» **GOAL OF THE EXERCISE**
No images are to be carried over; print all other material exactly as it stands.

--- START DATA PROVIDED ---

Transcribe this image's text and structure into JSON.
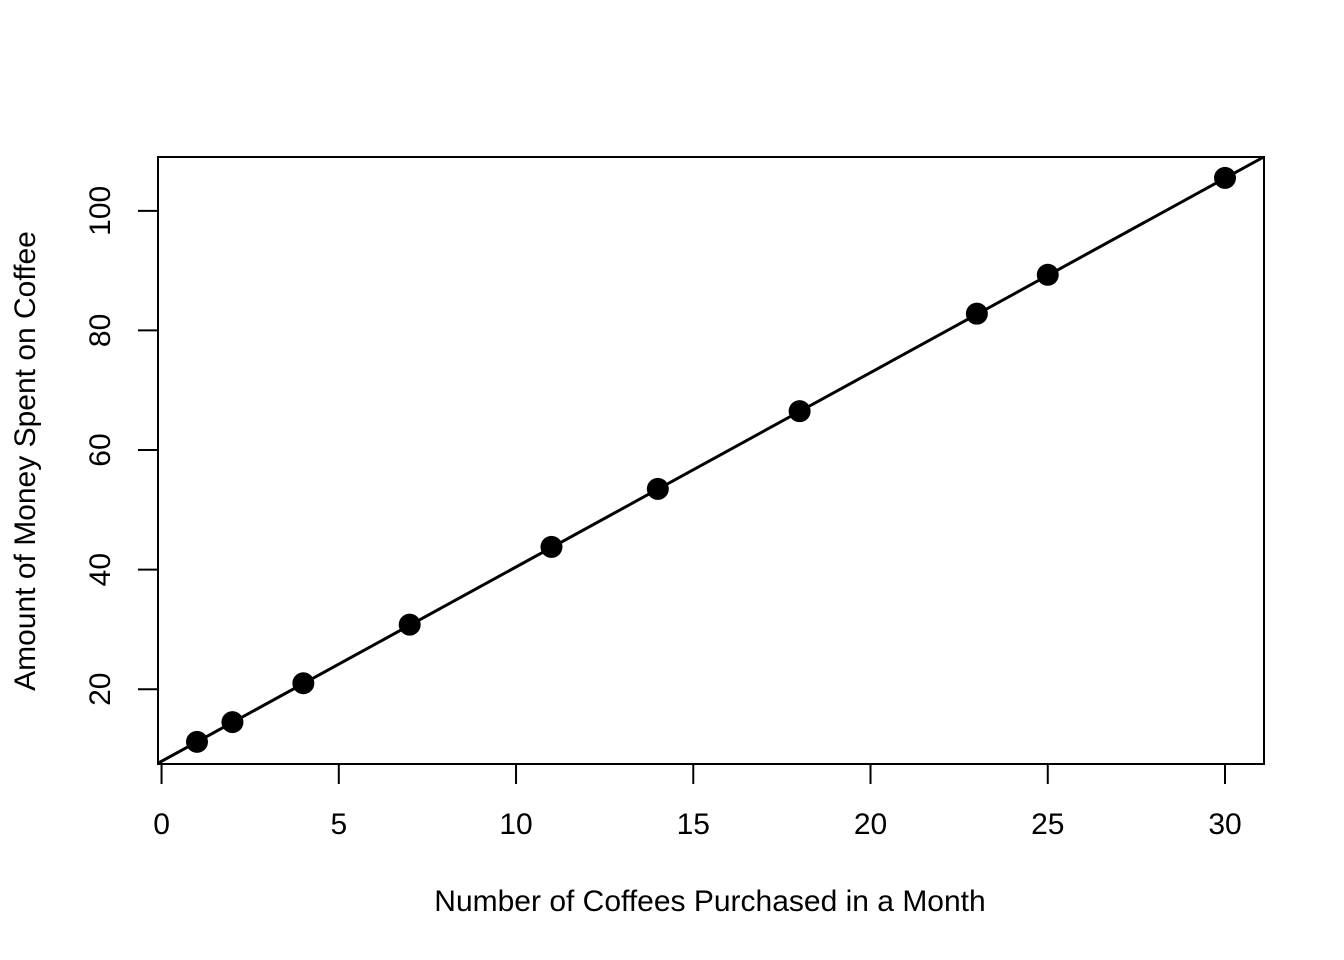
{
  "chart_data": {
    "type": "scatter",
    "title": "",
    "xlabel": "Number of Coffees Purchased in a Month",
    "ylabel": "Amount of Money Spent on Coffee",
    "xlim": [
      -0.1,
      31.1
    ],
    "ylim": [
      7.5,
      109
    ],
    "x_ticks": [
      0,
      5,
      10,
      15,
      20,
      25,
      30
    ],
    "y_ticks": [
      20,
      40,
      60,
      80,
      100
    ],
    "grid": false,
    "legend": "none",
    "series": [
      {
        "points": [
          {
            "x": 1,
            "y": 11.2
          },
          {
            "x": 2,
            "y": 14.5
          },
          {
            "x": 4,
            "y": 21.0
          },
          {
            "x": 7,
            "y": 30.8
          },
          {
            "x": 11,
            "y": 43.8
          },
          {
            "x": 14,
            "y": 53.5
          },
          {
            "x": 18,
            "y": 66.5
          },
          {
            "x": 23,
            "y": 82.8
          },
          {
            "x": 25,
            "y": 89.3
          },
          {
            "x": 30,
            "y": 105.5
          }
        ]
      }
    ],
    "fit_line": {
      "slope": 3.25,
      "intercept": 7.95
    },
    "colors": {
      "points": "#000000",
      "line": "#000000",
      "axes": "#000000"
    }
  }
}
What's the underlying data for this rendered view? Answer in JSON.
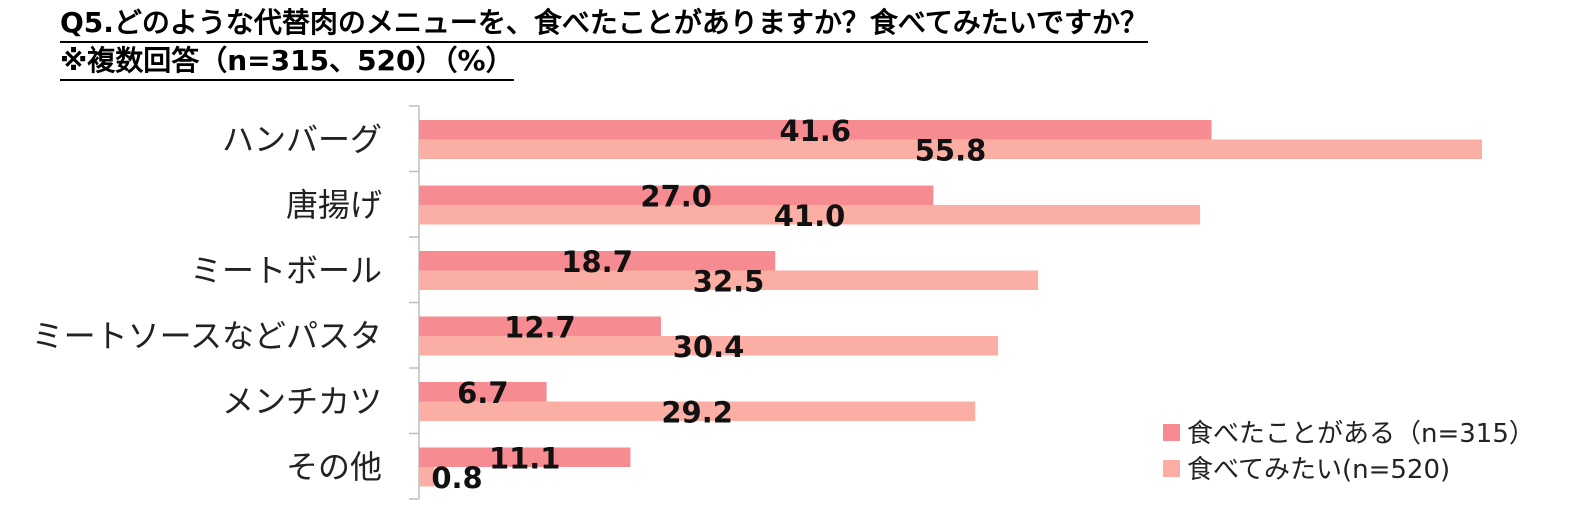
{
  "title": {
    "line1": "Q5.どのような代替肉のメニューを、食べたことがありますか？食べてみたいですか？",
    "line2": "※複数回答（n=315、520）（%）"
  },
  "chart_data": {
    "type": "bar",
    "orientation": "horizontal",
    "categories": [
      "ハンバーグ",
      "唐揚げ",
      "ミートボール",
      "ミートソースなどパスタ",
      "メンチカツ",
      "その他"
    ],
    "series": [
      {
        "name": "食べたことがある（n=315）",
        "values": [
          41.6,
          27.0,
          18.7,
          12.7,
          6.7,
          11.1
        ],
        "color": "#f78b92"
      },
      {
        "name": "食べてみたい(n=520)",
        "values": [
          55.8,
          41.0,
          32.5,
          30.4,
          29.2,
          0.8
        ],
        "color": "#fbaea3"
      }
    ],
    "value_labels": [
      [
        "41.6",
        "27.0",
        "18.7",
        "12.7",
        "6.7",
        "11.1"
      ],
      [
        "55.8",
        "41.0",
        "32.5",
        "30.4",
        "29.2",
        "0.8"
      ]
    ],
    "xlim": [
      0,
      58
    ],
    "grid": false,
    "legend_position": "bottom-right"
  }
}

--- END DATA PROVIDED ---

» **WRITTEN RESPONSE**
Transcribe this image's text and structure into JSON.
{
  "chart_data": {
    "type": "scatter",
    "title": "",
    "xlabel": "Number of Coffees Purchased in a Month",
    "ylabel": "Amount of Money Spent on Coffee",
    "xlim": [
      -0.1,
      31.1
    ],
    "ylim": [
      7.5,
      109
    ],
    "x_ticks": [
      0,
      5,
      10,
      15,
      20,
      25,
      30
    ],
    "y_ticks": [
      20,
      40,
      60,
      80,
      100
    ],
    "grid": false,
    "legend": "none",
    "series": [
      {
        "points": [
          {
            "x": 1,
            "y": 11.2
          },
          {
            "x": 2,
            "y": 14.5
          },
          {
            "x": 4,
            "y": 21.0
          },
          {
            "x": 7,
            "y": 30.8
          },
          {
            "x": 11,
            "y": 43.8
          },
          {
            "x": 14,
            "y": 53.5
          },
          {
            "x": 18,
            "y": 66.5
          },
          {
            "x": 23,
            "y": 82.8
          },
          {
            "x": 25,
            "y": 89.3
          },
          {
            "x": 30,
            "y": 105.5
          }
        ]
      }
    ],
    "fit_line": {
      "slope": 3.25,
      "intercept": 7.95
    },
    "colors": {
      "points": "#000000",
      "line": "#000000",
      "axes": "#000000"
    }
  }
}
What's the underlying data for this rendered view? Answer in JSON.
{
  "title": {
    "line1": "Q5.どのような代替肉のメニューを、食べたことがありますか？食べてみたいですか？",
    "line2": "※複数回答（n=315、520）（%）"
  },
  "chart_data": {
    "type": "bar",
    "orientation": "horizontal",
    "categories": [
      "ハンバーグ",
      "唐揚げ",
      "ミートボール",
      "ミートソースなどパスタ",
      "メンチカツ",
      "その他"
    ],
    "series": [
      {
        "name": "食べたことがある（n=315）",
        "values": [
          41.6,
          27.0,
          18.7,
          12.7,
          6.7,
          11.1
        ],
        "color": "#f78b92"
      },
      {
        "name": "食べてみたい(n=520)",
        "values": [
          55.8,
          41.0,
          32.5,
          30.4,
          29.2,
          0.8
        ],
        "color": "#fbaea3"
      }
    ],
    "value_labels": [
      [
        "41.6",
        "27.0",
        "18.7",
        "12.7",
        "6.7",
        "11.1"
      ],
      [
        "55.8",
        "41.0",
        "32.5",
        "30.4",
        "29.2",
        "0.8"
      ]
    ],
    "xlim": [
      0,
      58
    ],
    "grid": false,
    "legend_position": "bottom-right"
  }
}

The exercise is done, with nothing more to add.